### The request
Reading the listing below, count the lines that contain the word "dispersion" and give that count alone.
====== Input material
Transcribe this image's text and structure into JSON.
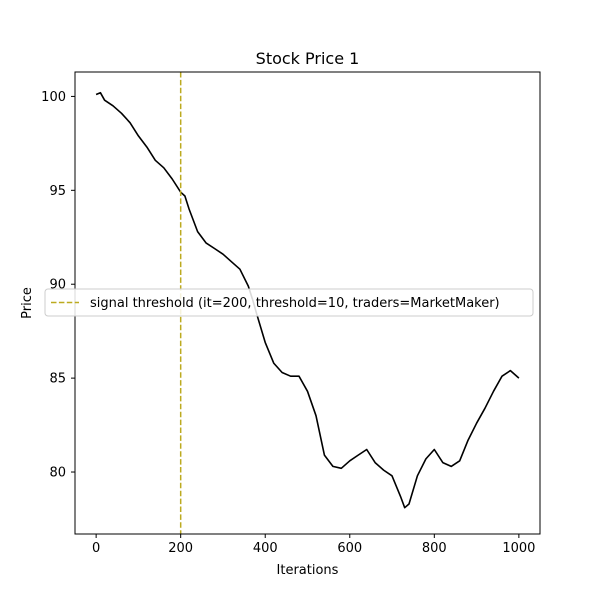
{
  "chart_data": {
    "type": "line",
    "title": "Stock Price 1",
    "xlabel": "Iterations",
    "ylabel": "Price",
    "xlim": [
      -50,
      1050
    ],
    "ylim": [
      76.7,
      101.3
    ],
    "xticks": [
      0,
      200,
      400,
      600,
      800,
      1000
    ],
    "yticks": [
      80,
      85,
      90,
      95,
      100
    ],
    "grid": false,
    "legend": {
      "placement": "center-left",
      "entries": [
        "signal threshold (it=200, threshold=10, traders=MarketMaker)"
      ]
    },
    "vline": {
      "x": 200,
      "label": "signal threshold (it=200, threshold=10, traders=MarketMaker)",
      "color": "#bcaa1f",
      "style": "dashed"
    },
    "series": [
      {
        "color": "#000000",
        "x": [
          0,
          10,
          20,
          40,
          60,
          80,
          100,
          120,
          140,
          160,
          180,
          200,
          210,
          220,
          240,
          260,
          280,
          300,
          320,
          340,
          360,
          370,
          380,
          400,
          420,
          440,
          460,
          480,
          500,
          520,
          540,
          560,
          580,
          600,
          620,
          640,
          660,
          680,
          700,
          720,
          730,
          740,
          760,
          780,
          800,
          820,
          840,
          860,
          880,
          900,
          920,
          940,
          960,
          980,
          1000
        ],
        "y": [
          100.1,
          100.2,
          99.8,
          99.5,
          99.1,
          98.6,
          97.9,
          97.3,
          96.6,
          96.2,
          95.6,
          94.9,
          94.7,
          94.0,
          92.8,
          92.2,
          91.9,
          91.6,
          91.2,
          90.8,
          89.9,
          89.2,
          88.4,
          86.9,
          85.8,
          85.3,
          85.1,
          85.1,
          84.3,
          83.0,
          80.9,
          80.3,
          80.2,
          80.6,
          80.9,
          81.2,
          80.5,
          80.1,
          79.8,
          78.7,
          78.1,
          78.3,
          79.8,
          80.7,
          81.2,
          80.5,
          80.3,
          80.6,
          81.7,
          82.6,
          83.4,
          84.3,
          85.1,
          85.4,
          85.0
        ]
      }
    ]
  }
}
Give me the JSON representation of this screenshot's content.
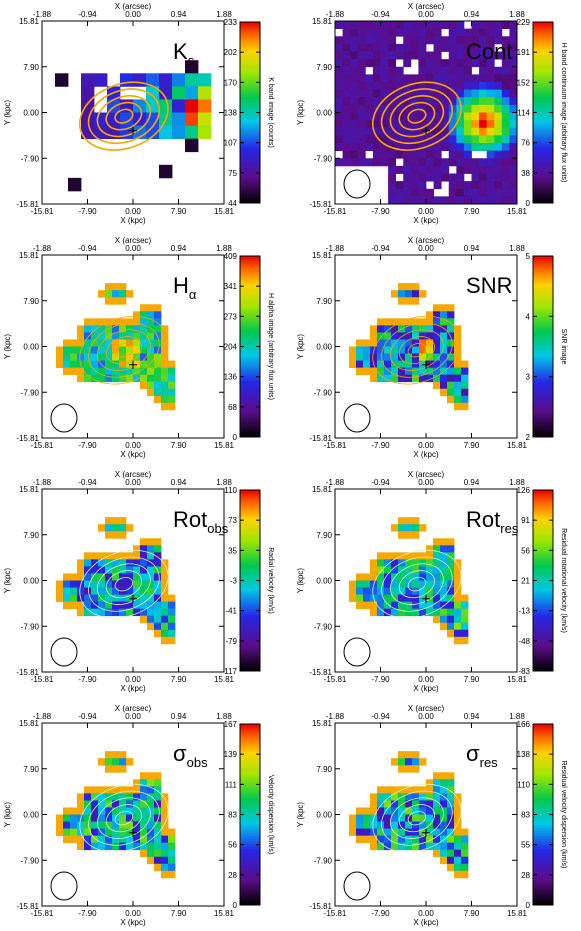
{
  "chart_data": {
    "type": "heatmap",
    "common": {
      "x_bottom_label": "X (kpc)",
      "x_top_label": "X (arcsec)",
      "y_label": "Y (kpc)",
      "x_ticks_kpc": [
        "-15.81",
        "-7.90",
        "0.00",
        "7.90",
        "15.81"
      ],
      "x_ticks_arcsec": [
        "-1.88",
        "-0.94",
        "0.00",
        "0.94",
        "1.88"
      ],
      "y_ticks_kpc": [
        "-15.81",
        "-7.90",
        "0.00",
        "7.90",
        "15.81"
      ],
      "xlim_kpc": [
        -15.81,
        15.81
      ],
      "ylim_kpc": [
        -15.81,
        15.81
      ],
      "xlim_arcsec": [
        -1.88,
        1.88
      ],
      "contour_color": "#f5a800",
      "colormap": "rainbow"
    },
    "panels": [
      {
        "id": "ks",
        "title": "K",
        "subscript": "s",
        "colorbar_label": "K band image (counts)",
        "colorbar_ticks": [
          "233",
          "202",
          "170",
          "138",
          "107",
          "75",
          "44"
        ],
        "colorbar_range": [
          44,
          233
        ],
        "beam_shown": false
      },
      {
        "id": "cont",
        "title": "Cont",
        "subscript": "",
        "colorbar_label": "H band continuum image (arbitrary flux units)",
        "colorbar_ticks": [
          "229",
          "191",
          "152",
          "114",
          "76",
          "38",
          "0"
        ],
        "colorbar_range": [
          0,
          229
        ],
        "beam_shown": true
      },
      {
        "id": "halpha",
        "title": "H",
        "subscript": "α",
        "colorbar_label": "H alpha image (arbitrary flux units)",
        "colorbar_ticks": [
          "409",
          "341",
          "273",
          "204",
          "136",
          "68",
          "0"
        ],
        "colorbar_range": [
          0,
          409
        ],
        "beam_shown": true
      },
      {
        "id": "snr",
        "title": "SNR",
        "subscript": "",
        "colorbar_label": "SNR image",
        "colorbar_ticks": [
          "5",
          "4",
          "3",
          "2"
        ],
        "colorbar_range": [
          2,
          5
        ],
        "beam_shown": true
      },
      {
        "id": "rotobs",
        "title": "Rot",
        "subscript": "obs",
        "colorbar_label": "Radial velocity (km/s)",
        "colorbar_ticks": [
          "110",
          "73",
          "35",
          "-3",
          "-41",
          "-79",
          "-117"
        ],
        "colorbar_range": [
          -117,
          110
        ],
        "beam_shown": true
      },
      {
        "id": "rotres",
        "title": "Rot",
        "subscript": "res",
        "colorbar_label": "Residual rotational velocity (km/s)",
        "colorbar_ticks": [
          "126",
          "91",
          "56",
          "21",
          "-13",
          "-48",
          "-83"
        ],
        "colorbar_range": [
          -83,
          126
        ],
        "beam_shown": true
      },
      {
        "id": "sigobs",
        "title": "σ",
        "subscript": "obs",
        "colorbar_label": "Velocity dispersion (km/s)",
        "colorbar_ticks": [
          "167",
          "139",
          "111",
          "83",
          "56",
          "28",
          "0"
        ],
        "colorbar_range": [
          0,
          167
        ],
        "beam_shown": true
      },
      {
        "id": "sigres",
        "title": "σ",
        "subscript": "res",
        "colorbar_label": "Residual velocity dispersion (km/s)",
        "colorbar_ticks": [
          "166",
          "138",
          "110",
          "83",
          "55",
          "28",
          "0"
        ],
        "colorbar_range": [
          0,
          166
        ],
        "beam_shown": true
      }
    ]
  }
}
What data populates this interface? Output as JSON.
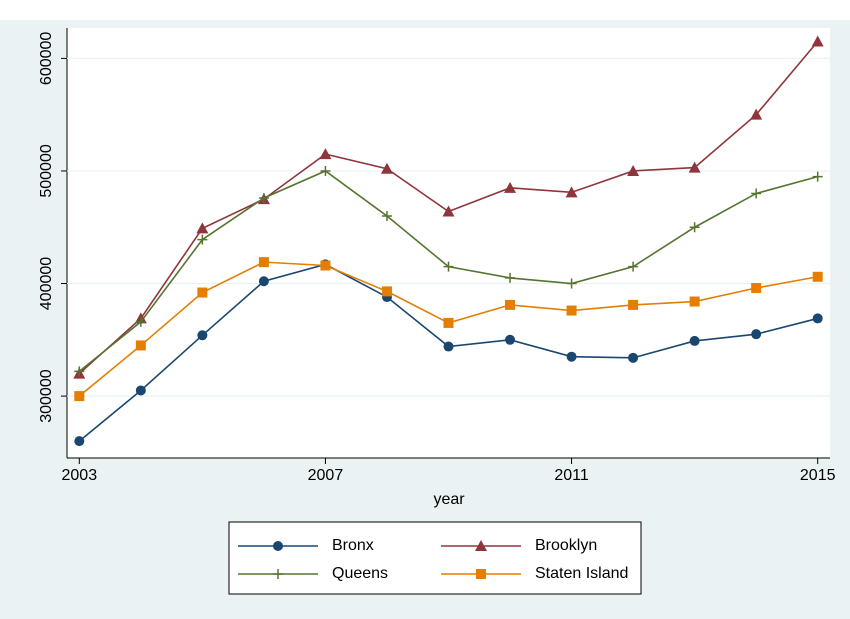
{
  "chart_data": {
    "type": "line",
    "x": [
      2003,
      2004,
      2005,
      2006,
      2007,
      2008,
      2009,
      2010,
      2011,
      2012,
      2013,
      2014,
      2015
    ],
    "x_label": "year",
    "series": [
      {
        "name": "Bronx",
        "color": "#1a476f",
        "marker": "circle",
        "values": [
          260000,
          305000,
          354000,
          402000,
          417000,
          388000,
          344000,
          350000,
          335000,
          334000,
          349000,
          355000,
          369000
        ]
      },
      {
        "name": "Brooklyn",
        "color": "#90353b",
        "marker": "triangle",
        "values": [
          320000,
          369000,
          449000,
          475000,
          515000,
          502000,
          464000,
          485000,
          481000,
          500000,
          503000,
          550000,
          615000
        ]
      },
      {
        "name": "Queens",
        "color": "#55752f",
        "marker": "plus",
        "values": [
          322000,
          366000,
          439000,
          476000,
          500000,
          460000,
          415000,
          405000,
          400000,
          415000,
          450000,
          480000,
          495000
        ]
      },
      {
        "name": "Staten Island",
        "color": "#e37e00",
        "marker": "square",
        "values": [
          300000,
          345000,
          392000,
          419000,
          416000,
          393000,
          365000,
          381000,
          376000,
          381000,
          384000,
          396000,
          406000
        ]
      }
    ],
    "xlim": [
      2002.8,
      2015.2
    ],
    "xticks": [
      2003,
      2007,
      2011,
      2015
    ],
    "ylim": [
      245000,
      627000
    ],
    "yticks": [
      300000,
      400000,
      500000,
      600000
    ],
    "grid": true,
    "legend": "bottom"
  }
}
============
### Answer for this exercise
2